Challenge: Scan the data for lines with "this" and report the count by itself.

___

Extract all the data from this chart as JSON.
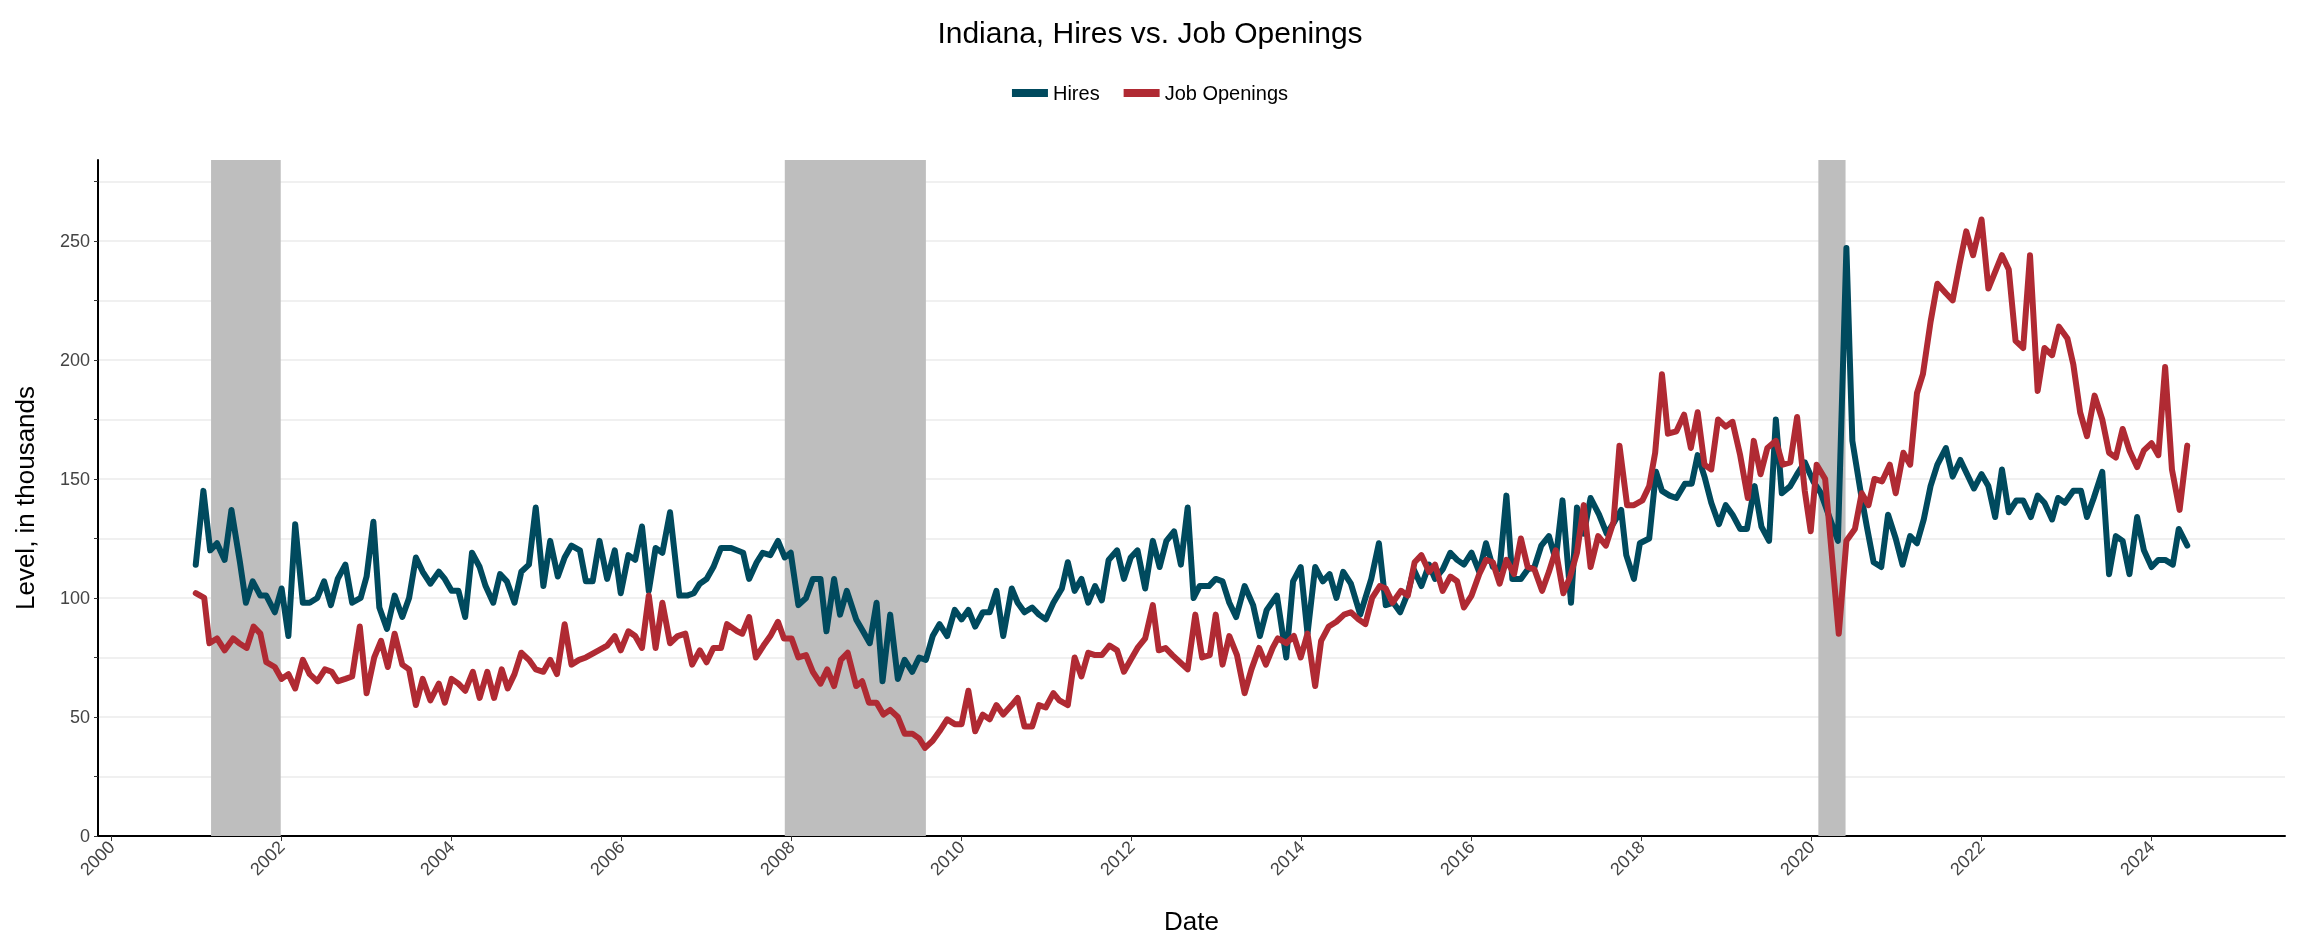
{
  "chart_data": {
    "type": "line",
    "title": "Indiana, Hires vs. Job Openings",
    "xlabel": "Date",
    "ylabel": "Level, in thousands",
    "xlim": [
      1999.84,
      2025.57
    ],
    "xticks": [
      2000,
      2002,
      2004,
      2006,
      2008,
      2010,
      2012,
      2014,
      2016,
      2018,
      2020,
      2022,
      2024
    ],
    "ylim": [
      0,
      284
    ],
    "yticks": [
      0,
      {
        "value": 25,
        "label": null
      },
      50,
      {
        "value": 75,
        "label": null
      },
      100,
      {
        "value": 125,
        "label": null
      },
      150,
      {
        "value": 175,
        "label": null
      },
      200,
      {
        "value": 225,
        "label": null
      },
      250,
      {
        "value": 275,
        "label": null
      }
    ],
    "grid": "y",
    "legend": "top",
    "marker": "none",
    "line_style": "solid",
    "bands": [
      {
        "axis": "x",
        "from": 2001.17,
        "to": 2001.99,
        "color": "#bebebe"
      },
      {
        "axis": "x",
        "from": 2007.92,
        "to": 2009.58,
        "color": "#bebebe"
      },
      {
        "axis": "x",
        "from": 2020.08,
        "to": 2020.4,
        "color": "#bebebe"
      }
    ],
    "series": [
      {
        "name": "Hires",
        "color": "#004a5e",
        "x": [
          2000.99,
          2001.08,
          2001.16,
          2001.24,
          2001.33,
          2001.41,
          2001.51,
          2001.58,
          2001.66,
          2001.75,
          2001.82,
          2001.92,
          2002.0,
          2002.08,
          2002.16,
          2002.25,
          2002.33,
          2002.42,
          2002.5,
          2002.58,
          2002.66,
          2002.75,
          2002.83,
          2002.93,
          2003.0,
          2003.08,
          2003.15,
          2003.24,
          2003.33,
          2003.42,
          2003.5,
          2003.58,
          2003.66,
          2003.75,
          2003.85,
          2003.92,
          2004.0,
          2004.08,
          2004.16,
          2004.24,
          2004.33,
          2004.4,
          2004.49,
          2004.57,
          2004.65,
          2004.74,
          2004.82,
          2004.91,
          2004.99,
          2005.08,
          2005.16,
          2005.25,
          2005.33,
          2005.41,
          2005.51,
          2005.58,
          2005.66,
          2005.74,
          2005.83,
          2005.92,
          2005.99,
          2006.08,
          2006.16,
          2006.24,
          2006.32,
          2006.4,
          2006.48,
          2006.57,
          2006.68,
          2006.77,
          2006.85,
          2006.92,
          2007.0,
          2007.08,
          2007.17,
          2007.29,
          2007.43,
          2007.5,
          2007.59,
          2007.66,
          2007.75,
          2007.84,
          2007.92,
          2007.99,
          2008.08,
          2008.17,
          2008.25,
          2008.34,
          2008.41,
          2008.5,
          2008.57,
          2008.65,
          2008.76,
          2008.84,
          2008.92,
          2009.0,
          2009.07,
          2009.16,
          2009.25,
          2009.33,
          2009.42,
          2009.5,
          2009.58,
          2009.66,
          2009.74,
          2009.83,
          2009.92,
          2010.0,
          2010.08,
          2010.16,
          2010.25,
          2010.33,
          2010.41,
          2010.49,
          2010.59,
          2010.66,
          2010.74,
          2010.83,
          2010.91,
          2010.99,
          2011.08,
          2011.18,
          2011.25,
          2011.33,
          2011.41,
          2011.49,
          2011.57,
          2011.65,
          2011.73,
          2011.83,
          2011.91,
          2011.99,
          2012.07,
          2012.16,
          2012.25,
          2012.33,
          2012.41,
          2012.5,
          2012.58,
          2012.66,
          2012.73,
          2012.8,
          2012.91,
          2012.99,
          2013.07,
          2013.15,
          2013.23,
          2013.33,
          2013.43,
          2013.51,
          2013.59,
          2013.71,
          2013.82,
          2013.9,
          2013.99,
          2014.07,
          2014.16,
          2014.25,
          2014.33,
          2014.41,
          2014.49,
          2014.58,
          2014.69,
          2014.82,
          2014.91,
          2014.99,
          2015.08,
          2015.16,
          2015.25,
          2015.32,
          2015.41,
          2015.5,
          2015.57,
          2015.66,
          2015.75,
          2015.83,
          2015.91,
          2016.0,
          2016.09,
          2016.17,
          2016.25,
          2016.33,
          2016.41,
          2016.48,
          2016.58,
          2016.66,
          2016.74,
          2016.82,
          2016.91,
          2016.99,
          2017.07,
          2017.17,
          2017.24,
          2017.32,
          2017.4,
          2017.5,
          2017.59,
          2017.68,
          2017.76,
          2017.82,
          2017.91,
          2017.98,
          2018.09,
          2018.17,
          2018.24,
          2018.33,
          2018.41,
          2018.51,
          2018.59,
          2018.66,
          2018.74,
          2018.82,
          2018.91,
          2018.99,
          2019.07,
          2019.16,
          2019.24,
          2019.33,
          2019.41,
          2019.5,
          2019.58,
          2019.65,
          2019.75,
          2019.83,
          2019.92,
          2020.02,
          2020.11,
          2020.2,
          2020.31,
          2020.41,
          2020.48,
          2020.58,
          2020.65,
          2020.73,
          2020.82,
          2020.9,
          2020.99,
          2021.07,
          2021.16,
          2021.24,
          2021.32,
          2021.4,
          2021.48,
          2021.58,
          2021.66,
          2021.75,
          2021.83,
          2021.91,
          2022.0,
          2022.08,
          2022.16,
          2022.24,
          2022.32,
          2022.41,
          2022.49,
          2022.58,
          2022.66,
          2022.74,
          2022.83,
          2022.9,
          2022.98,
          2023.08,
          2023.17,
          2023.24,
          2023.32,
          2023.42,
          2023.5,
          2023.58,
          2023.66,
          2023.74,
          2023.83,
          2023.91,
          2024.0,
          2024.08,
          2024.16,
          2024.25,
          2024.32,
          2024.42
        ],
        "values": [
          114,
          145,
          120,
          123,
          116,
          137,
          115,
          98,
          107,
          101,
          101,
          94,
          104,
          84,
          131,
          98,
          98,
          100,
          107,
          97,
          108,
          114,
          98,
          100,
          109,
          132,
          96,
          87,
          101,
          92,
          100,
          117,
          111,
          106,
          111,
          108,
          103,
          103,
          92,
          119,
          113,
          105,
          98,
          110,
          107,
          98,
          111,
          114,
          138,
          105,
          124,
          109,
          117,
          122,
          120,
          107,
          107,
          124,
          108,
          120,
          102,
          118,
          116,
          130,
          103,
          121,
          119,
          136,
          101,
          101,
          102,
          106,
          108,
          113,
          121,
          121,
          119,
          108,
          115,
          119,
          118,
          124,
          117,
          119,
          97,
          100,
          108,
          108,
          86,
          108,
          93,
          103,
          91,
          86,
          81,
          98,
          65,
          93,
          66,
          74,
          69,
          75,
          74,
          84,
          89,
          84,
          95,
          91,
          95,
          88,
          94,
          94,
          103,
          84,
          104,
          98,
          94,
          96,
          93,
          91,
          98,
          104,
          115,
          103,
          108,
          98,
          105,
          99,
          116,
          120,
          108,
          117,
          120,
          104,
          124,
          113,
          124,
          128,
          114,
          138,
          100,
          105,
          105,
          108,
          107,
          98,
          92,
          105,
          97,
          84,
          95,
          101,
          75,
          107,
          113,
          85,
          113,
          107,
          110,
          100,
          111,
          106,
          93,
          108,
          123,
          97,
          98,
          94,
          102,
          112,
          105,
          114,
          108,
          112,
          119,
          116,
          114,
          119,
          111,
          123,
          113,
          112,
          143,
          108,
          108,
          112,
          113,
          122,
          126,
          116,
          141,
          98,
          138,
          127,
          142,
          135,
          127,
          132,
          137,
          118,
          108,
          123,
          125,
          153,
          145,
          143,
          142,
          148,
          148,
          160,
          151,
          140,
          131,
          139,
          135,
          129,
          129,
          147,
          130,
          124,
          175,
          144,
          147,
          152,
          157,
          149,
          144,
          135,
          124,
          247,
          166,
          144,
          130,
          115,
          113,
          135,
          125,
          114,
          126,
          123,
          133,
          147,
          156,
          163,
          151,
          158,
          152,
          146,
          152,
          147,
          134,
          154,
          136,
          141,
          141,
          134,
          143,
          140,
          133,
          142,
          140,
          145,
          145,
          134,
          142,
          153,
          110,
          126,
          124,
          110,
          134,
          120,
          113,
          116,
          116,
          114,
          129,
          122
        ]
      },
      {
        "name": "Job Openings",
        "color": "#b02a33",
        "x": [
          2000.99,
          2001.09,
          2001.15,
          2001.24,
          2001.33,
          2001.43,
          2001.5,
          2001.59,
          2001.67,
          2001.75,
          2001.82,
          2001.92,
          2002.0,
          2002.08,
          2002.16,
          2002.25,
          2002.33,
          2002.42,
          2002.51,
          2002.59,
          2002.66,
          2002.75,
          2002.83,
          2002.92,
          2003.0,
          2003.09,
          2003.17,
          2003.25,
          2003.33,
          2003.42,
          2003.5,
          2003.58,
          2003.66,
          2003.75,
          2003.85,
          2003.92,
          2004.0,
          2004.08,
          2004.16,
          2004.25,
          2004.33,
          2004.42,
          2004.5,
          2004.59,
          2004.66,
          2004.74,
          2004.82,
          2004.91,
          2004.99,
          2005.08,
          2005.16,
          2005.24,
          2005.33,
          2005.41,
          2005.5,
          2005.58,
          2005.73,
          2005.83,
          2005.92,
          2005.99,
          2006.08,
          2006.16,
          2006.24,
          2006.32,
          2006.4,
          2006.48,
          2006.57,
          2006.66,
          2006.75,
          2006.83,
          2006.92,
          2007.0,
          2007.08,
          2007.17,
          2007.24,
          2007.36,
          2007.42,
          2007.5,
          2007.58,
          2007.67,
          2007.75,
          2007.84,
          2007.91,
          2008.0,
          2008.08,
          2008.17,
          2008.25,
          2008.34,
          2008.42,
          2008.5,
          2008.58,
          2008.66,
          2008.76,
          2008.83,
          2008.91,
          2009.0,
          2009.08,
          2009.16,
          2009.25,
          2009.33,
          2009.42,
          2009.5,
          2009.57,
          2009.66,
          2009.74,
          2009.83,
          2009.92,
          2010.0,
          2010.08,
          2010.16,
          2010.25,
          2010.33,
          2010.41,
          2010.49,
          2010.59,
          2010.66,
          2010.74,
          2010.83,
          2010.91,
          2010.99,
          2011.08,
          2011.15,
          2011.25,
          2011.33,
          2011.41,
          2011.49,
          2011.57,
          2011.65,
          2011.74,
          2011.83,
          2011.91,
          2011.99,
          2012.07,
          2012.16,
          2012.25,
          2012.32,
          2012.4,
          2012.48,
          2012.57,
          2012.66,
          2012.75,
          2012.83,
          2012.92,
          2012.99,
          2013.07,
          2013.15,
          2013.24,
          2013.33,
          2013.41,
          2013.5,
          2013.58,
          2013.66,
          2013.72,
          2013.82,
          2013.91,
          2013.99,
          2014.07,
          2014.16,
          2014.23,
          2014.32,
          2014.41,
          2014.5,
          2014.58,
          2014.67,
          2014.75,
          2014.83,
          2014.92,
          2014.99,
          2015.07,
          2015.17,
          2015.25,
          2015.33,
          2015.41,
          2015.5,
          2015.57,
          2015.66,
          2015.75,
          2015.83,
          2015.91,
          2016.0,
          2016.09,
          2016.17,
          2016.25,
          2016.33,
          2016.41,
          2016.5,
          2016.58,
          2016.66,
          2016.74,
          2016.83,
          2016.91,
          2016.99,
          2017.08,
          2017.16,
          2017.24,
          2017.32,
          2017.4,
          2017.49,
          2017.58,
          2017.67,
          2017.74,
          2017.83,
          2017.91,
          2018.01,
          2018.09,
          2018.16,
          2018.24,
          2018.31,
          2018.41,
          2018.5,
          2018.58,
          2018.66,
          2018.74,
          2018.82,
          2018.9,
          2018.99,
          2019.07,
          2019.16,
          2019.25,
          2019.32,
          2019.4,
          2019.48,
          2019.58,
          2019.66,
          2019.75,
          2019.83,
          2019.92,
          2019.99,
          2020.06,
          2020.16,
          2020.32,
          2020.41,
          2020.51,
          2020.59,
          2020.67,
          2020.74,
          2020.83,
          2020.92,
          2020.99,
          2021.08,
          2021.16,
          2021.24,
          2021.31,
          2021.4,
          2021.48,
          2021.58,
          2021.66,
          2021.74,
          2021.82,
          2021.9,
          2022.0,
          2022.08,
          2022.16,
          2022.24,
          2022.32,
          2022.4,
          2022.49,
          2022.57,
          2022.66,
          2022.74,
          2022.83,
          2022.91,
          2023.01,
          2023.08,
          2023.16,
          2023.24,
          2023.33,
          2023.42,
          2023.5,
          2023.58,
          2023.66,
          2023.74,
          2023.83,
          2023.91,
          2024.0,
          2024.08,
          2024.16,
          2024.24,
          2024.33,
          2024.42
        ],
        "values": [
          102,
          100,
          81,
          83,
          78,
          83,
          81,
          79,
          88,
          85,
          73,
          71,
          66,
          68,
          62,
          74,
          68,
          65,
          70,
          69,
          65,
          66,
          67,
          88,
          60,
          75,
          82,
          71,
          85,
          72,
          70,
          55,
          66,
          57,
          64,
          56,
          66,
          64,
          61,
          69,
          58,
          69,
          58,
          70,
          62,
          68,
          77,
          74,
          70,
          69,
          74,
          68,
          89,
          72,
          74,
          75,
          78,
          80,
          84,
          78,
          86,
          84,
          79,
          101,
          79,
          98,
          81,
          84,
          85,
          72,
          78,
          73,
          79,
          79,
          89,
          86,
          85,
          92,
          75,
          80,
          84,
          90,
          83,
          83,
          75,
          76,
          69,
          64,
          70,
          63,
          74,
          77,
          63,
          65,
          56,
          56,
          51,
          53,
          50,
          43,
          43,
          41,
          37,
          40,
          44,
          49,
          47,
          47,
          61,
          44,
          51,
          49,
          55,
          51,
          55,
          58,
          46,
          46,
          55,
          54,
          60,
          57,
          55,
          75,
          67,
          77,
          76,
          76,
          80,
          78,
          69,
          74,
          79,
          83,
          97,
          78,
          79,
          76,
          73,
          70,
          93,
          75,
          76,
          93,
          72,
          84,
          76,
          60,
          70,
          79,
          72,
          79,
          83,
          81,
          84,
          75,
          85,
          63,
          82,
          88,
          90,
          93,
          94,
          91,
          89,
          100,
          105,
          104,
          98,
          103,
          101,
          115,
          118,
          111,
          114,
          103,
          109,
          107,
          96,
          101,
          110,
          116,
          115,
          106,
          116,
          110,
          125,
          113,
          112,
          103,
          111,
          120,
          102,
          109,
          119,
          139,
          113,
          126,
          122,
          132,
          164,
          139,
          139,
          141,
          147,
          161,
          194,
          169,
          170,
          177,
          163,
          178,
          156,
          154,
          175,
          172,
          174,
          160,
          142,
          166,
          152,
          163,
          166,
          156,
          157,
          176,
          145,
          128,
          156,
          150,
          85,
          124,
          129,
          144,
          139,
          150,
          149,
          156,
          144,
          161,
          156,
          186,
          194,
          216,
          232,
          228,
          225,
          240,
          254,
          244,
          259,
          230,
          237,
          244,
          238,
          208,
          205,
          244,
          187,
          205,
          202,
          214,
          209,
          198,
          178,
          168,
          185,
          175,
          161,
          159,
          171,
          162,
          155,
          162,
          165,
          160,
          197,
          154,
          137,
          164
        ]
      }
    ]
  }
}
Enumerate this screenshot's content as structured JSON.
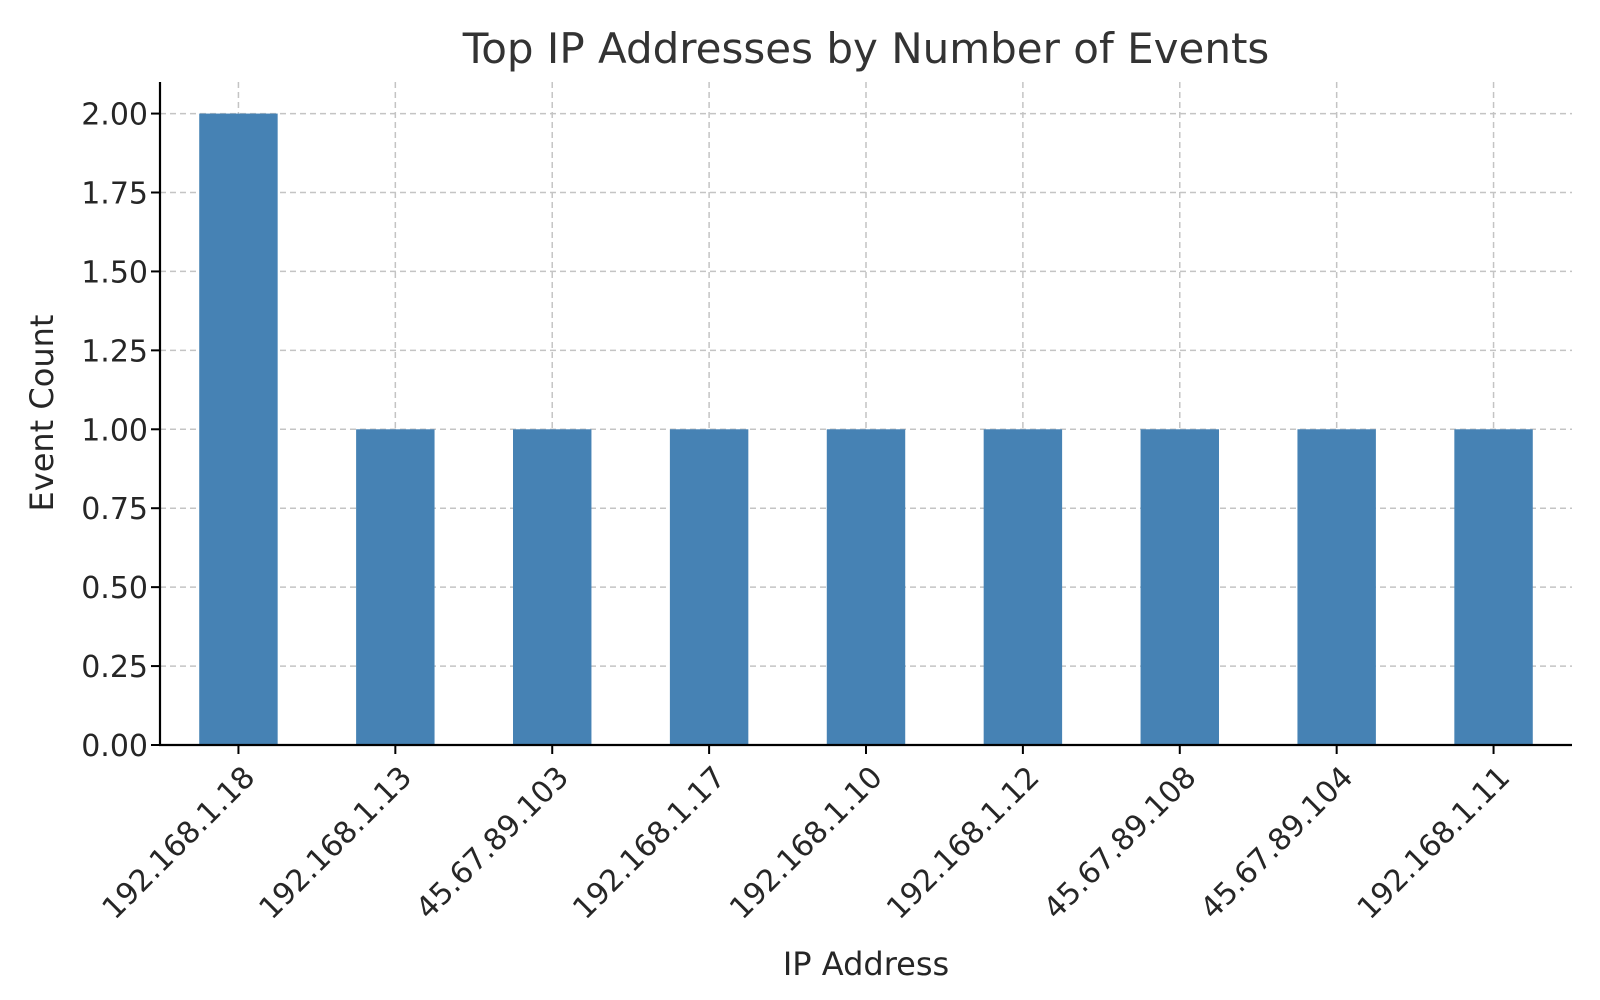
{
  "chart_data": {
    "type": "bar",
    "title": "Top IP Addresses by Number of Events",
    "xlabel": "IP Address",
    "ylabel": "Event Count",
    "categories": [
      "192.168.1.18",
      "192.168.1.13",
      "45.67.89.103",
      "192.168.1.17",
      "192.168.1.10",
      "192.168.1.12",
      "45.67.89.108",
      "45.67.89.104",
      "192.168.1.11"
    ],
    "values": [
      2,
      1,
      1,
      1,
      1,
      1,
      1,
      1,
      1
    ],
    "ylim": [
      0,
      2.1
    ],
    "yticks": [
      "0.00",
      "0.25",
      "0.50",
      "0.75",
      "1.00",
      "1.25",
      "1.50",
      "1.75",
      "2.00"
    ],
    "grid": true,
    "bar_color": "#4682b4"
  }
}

___

Exercise solution: 2